**STATED PROBLEM**
Below are some records. Copy every line in them that holds "which".

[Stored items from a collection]
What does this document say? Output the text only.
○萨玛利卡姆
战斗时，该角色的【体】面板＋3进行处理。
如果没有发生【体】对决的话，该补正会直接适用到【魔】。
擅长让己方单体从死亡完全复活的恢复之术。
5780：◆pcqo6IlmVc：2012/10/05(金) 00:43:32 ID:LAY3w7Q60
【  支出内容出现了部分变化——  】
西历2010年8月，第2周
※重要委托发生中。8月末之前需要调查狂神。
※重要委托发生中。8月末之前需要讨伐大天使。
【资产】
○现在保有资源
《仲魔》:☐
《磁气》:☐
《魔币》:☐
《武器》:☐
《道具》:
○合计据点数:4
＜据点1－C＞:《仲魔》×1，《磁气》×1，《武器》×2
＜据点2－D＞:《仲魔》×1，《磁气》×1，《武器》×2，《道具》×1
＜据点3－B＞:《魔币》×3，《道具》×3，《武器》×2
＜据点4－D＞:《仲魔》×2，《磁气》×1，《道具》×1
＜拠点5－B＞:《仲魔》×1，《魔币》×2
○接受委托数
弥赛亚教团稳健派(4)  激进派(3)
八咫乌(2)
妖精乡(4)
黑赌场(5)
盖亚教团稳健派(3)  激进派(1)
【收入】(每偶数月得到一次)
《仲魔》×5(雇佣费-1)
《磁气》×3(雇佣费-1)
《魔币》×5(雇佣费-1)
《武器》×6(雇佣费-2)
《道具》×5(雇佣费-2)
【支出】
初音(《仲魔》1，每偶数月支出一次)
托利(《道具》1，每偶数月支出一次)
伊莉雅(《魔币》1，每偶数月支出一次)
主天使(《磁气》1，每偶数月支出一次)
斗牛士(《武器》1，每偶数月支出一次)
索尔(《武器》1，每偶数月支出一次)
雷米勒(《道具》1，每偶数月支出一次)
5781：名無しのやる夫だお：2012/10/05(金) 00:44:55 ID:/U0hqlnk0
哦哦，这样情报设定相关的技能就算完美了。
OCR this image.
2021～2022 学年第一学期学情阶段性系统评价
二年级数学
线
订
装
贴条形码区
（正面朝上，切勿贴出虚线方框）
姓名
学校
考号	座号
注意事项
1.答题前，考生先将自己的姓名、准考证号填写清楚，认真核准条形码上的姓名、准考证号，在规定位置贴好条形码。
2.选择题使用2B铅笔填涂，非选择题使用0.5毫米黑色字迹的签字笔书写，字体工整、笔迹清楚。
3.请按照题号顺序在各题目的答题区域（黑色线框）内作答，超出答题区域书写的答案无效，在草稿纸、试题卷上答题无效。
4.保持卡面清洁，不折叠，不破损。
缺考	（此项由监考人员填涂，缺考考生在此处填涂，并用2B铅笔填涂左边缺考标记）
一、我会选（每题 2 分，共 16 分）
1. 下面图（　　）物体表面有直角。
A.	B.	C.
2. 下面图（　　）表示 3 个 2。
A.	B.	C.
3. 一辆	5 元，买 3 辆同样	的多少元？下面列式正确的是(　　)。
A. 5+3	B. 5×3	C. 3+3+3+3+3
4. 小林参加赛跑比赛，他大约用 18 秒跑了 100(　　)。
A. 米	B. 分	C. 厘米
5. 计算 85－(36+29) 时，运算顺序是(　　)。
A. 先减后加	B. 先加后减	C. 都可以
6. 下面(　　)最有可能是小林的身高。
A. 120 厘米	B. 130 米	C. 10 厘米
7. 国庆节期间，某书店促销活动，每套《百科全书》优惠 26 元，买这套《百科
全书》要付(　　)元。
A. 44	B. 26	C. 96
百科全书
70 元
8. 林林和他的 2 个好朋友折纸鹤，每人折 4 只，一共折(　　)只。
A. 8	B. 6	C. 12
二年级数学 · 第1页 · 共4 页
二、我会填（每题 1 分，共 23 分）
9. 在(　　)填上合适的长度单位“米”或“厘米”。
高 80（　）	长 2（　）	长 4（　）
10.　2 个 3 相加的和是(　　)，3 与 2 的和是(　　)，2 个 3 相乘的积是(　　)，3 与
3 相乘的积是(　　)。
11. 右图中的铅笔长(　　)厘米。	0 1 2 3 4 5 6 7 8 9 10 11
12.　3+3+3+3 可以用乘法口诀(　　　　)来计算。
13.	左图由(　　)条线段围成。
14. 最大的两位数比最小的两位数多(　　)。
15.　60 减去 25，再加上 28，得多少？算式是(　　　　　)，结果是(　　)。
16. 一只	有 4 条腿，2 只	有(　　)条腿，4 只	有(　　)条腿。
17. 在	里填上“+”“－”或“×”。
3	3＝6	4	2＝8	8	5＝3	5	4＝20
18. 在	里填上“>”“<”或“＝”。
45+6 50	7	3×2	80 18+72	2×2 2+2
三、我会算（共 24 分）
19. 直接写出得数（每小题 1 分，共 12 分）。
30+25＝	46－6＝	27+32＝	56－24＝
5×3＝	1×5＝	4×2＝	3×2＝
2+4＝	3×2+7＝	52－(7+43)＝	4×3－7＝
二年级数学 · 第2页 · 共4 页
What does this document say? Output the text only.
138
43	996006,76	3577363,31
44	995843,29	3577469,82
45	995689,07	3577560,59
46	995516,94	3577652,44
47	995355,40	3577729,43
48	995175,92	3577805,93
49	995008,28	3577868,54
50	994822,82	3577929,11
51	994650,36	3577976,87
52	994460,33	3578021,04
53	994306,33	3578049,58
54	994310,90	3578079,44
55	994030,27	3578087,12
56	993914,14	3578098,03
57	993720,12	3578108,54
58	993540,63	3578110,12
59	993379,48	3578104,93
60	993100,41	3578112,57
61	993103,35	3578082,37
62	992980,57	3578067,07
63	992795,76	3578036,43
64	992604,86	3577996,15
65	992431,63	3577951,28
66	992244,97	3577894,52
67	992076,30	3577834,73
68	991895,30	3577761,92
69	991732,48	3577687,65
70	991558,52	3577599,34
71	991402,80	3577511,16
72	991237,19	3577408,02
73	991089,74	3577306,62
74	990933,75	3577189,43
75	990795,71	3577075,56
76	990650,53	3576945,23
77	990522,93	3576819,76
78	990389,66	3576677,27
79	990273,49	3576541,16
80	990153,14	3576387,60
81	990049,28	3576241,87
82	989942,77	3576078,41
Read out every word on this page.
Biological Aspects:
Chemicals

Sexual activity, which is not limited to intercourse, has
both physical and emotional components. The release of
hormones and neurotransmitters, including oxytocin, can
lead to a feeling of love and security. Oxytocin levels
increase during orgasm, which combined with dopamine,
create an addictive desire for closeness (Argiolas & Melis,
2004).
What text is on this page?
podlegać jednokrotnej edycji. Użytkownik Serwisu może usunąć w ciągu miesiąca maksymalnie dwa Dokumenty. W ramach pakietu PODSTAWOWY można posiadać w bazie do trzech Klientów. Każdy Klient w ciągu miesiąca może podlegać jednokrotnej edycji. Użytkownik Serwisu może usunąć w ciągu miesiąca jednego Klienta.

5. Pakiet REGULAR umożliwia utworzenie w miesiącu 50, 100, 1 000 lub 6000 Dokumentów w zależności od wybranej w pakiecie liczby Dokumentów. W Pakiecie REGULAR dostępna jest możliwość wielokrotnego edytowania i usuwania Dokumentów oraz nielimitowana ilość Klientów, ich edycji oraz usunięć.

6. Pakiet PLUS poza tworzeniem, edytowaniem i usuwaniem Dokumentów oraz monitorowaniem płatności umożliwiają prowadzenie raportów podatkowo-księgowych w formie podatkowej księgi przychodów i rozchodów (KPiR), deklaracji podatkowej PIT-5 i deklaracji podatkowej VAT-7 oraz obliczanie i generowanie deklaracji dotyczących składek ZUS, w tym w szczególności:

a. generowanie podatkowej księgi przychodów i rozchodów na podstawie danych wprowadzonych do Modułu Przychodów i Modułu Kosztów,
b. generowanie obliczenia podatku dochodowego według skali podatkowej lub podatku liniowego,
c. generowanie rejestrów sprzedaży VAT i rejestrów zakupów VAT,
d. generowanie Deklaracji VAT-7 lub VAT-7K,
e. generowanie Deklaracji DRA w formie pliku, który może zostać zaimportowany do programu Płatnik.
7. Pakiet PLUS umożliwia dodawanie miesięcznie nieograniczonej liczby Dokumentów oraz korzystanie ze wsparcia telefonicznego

**THE SOLUTION**
Sexual activity, which is not limited to intercourse, has
increase during orgasm, which combined with dopamine,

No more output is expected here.